Records that describe figures:
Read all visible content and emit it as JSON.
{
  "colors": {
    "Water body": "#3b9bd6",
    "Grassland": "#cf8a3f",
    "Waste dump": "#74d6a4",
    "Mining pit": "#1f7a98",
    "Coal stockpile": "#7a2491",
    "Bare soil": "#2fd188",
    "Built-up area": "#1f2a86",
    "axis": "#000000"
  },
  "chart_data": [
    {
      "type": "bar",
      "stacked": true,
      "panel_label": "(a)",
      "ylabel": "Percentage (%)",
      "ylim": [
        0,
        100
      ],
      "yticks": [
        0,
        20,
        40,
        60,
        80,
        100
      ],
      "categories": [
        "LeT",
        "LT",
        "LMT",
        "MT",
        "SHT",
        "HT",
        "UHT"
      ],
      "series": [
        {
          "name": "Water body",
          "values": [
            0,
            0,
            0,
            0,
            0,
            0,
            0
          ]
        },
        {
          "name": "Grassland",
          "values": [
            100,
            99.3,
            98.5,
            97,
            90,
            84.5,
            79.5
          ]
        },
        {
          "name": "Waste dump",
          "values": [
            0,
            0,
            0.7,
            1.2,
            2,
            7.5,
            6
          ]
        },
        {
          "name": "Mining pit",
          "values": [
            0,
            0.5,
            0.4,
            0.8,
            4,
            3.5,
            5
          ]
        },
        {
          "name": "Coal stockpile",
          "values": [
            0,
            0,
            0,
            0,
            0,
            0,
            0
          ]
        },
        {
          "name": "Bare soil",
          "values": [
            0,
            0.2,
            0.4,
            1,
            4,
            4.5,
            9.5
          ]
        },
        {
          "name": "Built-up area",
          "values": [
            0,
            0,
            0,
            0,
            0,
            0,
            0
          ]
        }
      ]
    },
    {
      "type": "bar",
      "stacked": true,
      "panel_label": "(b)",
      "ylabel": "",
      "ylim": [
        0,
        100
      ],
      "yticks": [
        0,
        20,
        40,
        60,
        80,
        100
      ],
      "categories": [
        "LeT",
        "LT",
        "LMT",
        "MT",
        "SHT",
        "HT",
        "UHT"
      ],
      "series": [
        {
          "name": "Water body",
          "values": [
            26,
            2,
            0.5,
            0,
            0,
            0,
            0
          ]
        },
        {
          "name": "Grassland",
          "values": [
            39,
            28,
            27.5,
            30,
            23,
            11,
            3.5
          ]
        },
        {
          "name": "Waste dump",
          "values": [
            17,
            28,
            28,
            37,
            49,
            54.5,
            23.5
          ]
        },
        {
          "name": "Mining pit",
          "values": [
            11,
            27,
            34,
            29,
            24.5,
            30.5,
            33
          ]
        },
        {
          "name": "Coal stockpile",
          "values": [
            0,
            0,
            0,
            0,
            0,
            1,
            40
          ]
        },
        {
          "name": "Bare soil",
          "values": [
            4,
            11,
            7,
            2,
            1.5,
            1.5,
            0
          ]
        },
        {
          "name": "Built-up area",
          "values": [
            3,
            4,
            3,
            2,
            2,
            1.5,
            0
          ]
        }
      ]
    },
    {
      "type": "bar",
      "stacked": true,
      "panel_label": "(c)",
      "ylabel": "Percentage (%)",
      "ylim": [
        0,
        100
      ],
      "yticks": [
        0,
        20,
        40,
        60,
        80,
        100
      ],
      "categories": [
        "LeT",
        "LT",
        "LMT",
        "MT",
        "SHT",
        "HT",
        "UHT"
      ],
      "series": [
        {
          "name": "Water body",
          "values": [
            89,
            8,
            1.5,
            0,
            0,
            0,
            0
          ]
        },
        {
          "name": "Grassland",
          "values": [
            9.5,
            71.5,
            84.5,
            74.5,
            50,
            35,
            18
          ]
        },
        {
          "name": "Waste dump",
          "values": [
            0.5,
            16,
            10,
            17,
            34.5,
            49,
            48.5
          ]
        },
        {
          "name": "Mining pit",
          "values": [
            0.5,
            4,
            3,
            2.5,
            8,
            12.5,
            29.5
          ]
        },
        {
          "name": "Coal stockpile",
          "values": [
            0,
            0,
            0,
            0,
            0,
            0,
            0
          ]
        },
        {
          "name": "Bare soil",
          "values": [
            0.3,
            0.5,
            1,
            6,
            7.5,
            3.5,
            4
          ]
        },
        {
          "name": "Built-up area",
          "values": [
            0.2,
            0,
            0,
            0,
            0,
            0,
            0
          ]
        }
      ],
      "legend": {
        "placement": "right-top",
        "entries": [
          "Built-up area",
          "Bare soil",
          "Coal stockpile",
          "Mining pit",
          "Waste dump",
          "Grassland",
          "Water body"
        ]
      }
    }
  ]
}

:: Work required ::
The listing above must be transcribed exactly, line by line.

:: Task answer ::
Read all visible content and emit it as JSON.
{
  "colors": {
    "Water body": "#3b9bd6",
    "Grassland": "#cf8a3f",
    "Waste dump": "#74d6a4",
    "Mining pit": "#1f7a98",
    "Coal stockpile": "#7a2491",
    "Bare soil": "#2fd188",
    "Built-up area": "#1f2a86",
    "axis": "#000000"
  },
  "chart_data": [
    {
      "type": "bar",
      "stacked": true,
      "panel_label": "(a)",
      "ylabel": "Percentage (%)",
      "ylim": [
        0,
        100
      ],
      "yticks": [
        0,
        20,
        40,
        60,
        80,
        100
      ],
      "categories": [
        "LeT",
        "LT",
        "LMT",
        "MT",
        "SHT",
        "HT",
        "UHT"
      ],
      "series": [
        {
          "name": "Water body",
          "values": [
            0,
            0,
            0,
            0,
            0,
            0,
            0
          ]
        },
        {
          "name": "Grassland",
          "values": [
            100,
            99.3,
            98.5,
            97,
            90,
            84.5,
            79.5
          ]
        },
        {
          "name": "Waste dump",
          "values": [
            0,
            0,
            0.7,
            1.2,
            2,
            7.5,
            6
          ]
        },
        {
          "name": "Mining pit",
          "values": [
            0,
            0.5,
            0.4,
            0.8,
            4,
            3.5,
            5
          ]
        },
        {
          "name": "Coal stockpile",
          "values": [
            0,
            0,
            0,
            0,
            0,
            0,
            0
          ]
        },
        {
          "name": "Bare soil",
          "values": [
            0,
            0.2,
            0.4,
            1,
            4,
            4.5,
            9.5
          ]
        },
        {
          "name": "Built-up area",
          "values": [
            0,
            0,
            0,
            0,
            0,
            0,
            0
          ]
        }
      ]
    },
    {
      "type": "bar",
      "stacked": true,
      "panel_label": "(b)",
      "ylabel": "",
      "ylim": [
        0,
        100
      ],
      "yticks": [
        0,
        20,
        40,
        60,
        80,
        100
      ],
      "categories": [
        "LeT",
        "LT",
        "LMT",
        "MT",
        "SHT",
        "HT",
        "UHT"
      ],
      "series": [
        {
          "name": "Water body",
          "values": [
            26,
            2,
            0.5,
            0,
            0,
            0,
            0
          ]
        },
        {
          "name": "Grassland",
          "values": [
            39,
            28,
            27.5,
            30,
            23,
            11,
            3.5
          ]
        },
        {
          "name": "Waste dump",
          "values": [
            17,
            28,
            28,
            37,
            49,
            54.5,
            23.5
          ]
        },
        {
          "name": "Mining pit",
          "values": [
            11,
            27,
            34,
            29,
            24.5,
            30.5,
            33
          ]
        },
        {
          "name": "Coal stockpile",
          "values": [
            0,
            0,
            0,
            0,
            0,
            1,
            40
          ]
        },
        {
          "name": "Bare soil",
          "values": [
            4,
            11,
            7,
            2,
            1.5,
            1.5,
            0
          ]
        },
        {
          "name": "Built-up area",
          "values": [
            3,
            4,
            3,
            2,
            2,
            1.5,
            0
          ]
        }
      ]
    },
    {
      "type": "bar",
      "stacked": true,
      "panel_label": "(c)",
      "ylabel": "Percentage (%)",
      "ylim": [
        0,
        100
      ],
      "yticks": [
        0,
        20,
        40,
        60,
        80,
        100
      ],
      "categories": [
        "LeT",
        "LT",
        "LMT",
        "MT",
        "SHT",
        "HT",
        "UHT"
      ],
      "series": [
        {
          "name": "Water body",
          "values": [
            89,
            8,
            1.5,
            0,
            0,
            0,
            0
          ]
        },
        {
          "name": "Grassland",
          "values": [
            9.5,
            71.5,
            84.5,
            74.5,
            50,
            35,
            18
          ]
        },
        {
          "name": "Waste dump",
          "values": [
            0.5,
            16,
            10,
            17,
            34.5,
            49,
            48.5
          ]
        },
        {
          "name": "Mining pit",
          "values": [
            0.5,
            4,
            3,
            2.5,
            8,
            12.5,
            29.5
          ]
        },
        {
          "name": "Coal stockpile",
          "values": [
            0,
            0,
            0,
            0,
            0,
            0,
            0
          ]
        },
        {
          "name": "Bare soil",
          "values": [
            0.3,
            0.5,
            1,
            6,
            7.5,
            3.5,
            4
          ]
        },
        {
          "name": "Built-up area",
          "values": [
            0.2,
            0,
            0,
            0,
            0,
            0,
            0
          ]
        }
      ],
      "legend": {
        "placement": "right-top",
        "entries": [
          "Built-up area",
          "Bare soil",
          "Coal stockpile",
          "Mining pit",
          "Waste dump",
          "Grassland",
          "Water body"
        ]
      }
    }
  ]
}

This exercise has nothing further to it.